[Dataset rows]
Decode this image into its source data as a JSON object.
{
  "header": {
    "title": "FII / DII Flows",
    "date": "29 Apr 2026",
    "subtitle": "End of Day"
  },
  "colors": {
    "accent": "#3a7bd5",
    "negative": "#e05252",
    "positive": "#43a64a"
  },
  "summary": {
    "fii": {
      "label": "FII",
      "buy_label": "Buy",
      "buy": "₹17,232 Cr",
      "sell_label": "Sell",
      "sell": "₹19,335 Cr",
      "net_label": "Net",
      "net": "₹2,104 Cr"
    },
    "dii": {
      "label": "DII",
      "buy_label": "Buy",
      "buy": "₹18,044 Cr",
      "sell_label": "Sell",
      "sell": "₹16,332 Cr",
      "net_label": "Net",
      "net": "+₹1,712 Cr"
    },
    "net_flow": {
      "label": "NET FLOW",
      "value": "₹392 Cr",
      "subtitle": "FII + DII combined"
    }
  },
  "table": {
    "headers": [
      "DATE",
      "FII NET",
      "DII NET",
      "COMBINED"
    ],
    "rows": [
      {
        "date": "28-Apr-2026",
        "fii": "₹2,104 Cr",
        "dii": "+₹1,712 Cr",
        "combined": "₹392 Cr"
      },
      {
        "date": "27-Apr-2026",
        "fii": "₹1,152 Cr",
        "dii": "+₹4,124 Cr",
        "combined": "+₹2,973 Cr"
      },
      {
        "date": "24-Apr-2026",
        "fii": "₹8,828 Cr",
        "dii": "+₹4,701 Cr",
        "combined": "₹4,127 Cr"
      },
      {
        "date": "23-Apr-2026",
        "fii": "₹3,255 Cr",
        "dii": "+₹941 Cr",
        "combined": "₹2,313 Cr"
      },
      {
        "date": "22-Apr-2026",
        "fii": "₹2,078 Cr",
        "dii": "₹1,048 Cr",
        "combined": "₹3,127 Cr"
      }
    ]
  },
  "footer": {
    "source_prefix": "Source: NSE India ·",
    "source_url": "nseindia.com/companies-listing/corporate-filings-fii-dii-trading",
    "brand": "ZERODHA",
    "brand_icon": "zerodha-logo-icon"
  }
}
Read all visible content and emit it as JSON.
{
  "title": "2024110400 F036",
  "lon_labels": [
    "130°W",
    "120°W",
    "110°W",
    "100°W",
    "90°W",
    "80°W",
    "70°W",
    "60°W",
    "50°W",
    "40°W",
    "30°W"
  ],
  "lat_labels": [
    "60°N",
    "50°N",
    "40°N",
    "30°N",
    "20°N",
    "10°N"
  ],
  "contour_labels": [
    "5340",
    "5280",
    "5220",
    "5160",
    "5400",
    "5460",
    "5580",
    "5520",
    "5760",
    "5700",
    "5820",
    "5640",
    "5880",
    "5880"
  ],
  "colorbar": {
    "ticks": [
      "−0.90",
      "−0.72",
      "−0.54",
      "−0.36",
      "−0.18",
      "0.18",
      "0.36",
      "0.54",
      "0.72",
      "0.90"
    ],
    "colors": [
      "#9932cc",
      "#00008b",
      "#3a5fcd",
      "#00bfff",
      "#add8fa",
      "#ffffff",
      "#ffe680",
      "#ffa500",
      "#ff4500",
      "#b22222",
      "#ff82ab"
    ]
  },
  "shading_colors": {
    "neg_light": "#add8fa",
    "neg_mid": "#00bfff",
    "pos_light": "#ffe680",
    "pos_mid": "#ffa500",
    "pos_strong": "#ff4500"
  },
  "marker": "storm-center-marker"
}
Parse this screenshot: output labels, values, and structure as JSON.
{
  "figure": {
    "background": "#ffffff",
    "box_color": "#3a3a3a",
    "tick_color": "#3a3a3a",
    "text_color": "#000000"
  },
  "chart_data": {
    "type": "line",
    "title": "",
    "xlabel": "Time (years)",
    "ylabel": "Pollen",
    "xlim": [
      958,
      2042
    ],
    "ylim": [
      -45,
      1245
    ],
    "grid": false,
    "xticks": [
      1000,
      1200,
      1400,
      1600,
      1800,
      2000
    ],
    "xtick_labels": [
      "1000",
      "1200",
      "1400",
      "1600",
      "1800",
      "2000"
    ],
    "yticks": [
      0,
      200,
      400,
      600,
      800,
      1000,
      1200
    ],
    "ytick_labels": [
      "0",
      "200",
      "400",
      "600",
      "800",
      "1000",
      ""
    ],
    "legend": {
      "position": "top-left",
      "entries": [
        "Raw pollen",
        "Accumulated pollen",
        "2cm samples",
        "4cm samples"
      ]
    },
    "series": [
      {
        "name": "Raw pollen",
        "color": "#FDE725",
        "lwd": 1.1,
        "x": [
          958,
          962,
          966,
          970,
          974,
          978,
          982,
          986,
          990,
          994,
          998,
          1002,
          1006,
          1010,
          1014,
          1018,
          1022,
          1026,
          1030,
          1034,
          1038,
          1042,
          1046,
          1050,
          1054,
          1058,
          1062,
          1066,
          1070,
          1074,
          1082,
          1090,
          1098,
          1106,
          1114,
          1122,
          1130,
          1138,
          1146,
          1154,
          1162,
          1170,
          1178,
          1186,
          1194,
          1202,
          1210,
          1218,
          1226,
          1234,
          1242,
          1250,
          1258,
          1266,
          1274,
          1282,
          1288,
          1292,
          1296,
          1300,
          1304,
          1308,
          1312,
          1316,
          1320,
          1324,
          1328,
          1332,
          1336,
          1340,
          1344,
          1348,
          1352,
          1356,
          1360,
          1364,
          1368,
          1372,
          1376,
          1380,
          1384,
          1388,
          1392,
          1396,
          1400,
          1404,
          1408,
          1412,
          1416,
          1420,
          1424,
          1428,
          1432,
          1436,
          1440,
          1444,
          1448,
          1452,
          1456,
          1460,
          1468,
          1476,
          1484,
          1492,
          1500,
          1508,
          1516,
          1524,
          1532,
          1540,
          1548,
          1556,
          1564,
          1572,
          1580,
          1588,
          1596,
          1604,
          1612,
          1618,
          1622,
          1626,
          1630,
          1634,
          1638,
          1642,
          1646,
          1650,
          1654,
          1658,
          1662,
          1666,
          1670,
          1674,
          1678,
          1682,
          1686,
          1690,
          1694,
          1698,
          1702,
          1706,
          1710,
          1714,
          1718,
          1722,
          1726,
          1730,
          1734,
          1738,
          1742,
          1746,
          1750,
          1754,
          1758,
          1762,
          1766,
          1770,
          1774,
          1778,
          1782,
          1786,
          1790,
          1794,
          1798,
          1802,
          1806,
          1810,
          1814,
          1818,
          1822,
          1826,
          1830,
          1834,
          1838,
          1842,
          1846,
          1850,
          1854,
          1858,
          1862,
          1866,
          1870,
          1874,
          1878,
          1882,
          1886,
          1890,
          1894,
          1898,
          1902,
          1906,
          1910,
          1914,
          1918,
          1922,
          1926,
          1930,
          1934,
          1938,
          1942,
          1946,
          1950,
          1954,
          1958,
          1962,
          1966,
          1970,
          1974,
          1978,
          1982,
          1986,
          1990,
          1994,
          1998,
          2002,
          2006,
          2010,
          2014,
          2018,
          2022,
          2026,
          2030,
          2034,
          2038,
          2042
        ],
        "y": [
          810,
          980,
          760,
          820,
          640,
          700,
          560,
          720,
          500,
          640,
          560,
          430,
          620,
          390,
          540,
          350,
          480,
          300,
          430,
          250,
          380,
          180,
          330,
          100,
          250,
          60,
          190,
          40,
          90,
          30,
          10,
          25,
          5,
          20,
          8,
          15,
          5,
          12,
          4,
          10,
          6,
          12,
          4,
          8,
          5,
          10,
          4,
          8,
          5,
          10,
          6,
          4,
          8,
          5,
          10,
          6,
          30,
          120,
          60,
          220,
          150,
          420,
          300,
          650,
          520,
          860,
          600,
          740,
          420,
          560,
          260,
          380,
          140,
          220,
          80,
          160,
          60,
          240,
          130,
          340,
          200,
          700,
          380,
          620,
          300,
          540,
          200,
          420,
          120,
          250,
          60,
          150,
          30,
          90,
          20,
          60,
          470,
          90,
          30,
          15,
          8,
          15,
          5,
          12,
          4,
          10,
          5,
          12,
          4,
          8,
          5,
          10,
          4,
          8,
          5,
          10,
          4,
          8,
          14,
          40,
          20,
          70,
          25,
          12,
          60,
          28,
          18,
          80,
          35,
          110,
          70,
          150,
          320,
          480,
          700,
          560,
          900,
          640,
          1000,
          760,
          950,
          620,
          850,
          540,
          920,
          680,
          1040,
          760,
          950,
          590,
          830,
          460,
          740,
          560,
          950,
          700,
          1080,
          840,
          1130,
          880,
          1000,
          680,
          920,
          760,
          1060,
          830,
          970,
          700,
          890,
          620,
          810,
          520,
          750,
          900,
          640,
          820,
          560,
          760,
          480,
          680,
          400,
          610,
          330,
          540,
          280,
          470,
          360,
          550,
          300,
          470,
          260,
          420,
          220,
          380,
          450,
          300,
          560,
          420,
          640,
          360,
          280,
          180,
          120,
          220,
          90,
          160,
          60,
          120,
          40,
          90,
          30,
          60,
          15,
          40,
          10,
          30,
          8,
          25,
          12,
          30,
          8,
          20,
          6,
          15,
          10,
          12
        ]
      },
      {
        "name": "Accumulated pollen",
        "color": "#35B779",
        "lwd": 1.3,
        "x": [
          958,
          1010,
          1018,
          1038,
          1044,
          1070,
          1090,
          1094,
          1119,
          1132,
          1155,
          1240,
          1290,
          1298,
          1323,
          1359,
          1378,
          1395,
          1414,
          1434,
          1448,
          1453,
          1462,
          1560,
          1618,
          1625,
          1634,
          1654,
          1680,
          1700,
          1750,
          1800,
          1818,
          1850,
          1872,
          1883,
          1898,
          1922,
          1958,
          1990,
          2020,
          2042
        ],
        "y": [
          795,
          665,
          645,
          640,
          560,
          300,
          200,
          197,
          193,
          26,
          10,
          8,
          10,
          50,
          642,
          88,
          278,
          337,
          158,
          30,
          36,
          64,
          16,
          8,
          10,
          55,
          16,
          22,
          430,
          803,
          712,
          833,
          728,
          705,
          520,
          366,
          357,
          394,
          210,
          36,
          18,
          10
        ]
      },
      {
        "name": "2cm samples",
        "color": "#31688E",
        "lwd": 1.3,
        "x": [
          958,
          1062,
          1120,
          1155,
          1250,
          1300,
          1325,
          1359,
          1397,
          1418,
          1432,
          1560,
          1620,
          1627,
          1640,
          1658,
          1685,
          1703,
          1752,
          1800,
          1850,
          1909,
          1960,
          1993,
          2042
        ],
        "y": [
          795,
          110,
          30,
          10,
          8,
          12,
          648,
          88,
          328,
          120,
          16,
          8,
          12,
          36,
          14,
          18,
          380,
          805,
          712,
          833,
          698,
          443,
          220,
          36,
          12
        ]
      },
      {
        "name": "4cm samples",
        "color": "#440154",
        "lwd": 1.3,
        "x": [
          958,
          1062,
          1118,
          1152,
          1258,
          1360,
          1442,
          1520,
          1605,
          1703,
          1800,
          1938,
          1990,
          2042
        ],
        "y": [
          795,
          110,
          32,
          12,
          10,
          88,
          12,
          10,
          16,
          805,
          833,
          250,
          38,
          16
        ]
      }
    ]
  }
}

GOAL: Which lines hold the word "samples"? Return all of them from the records above.

SOLUTION:
        "2cm samples",
        "4cm samples"
        "name": "2cm samples",
        "name": "4cm samples",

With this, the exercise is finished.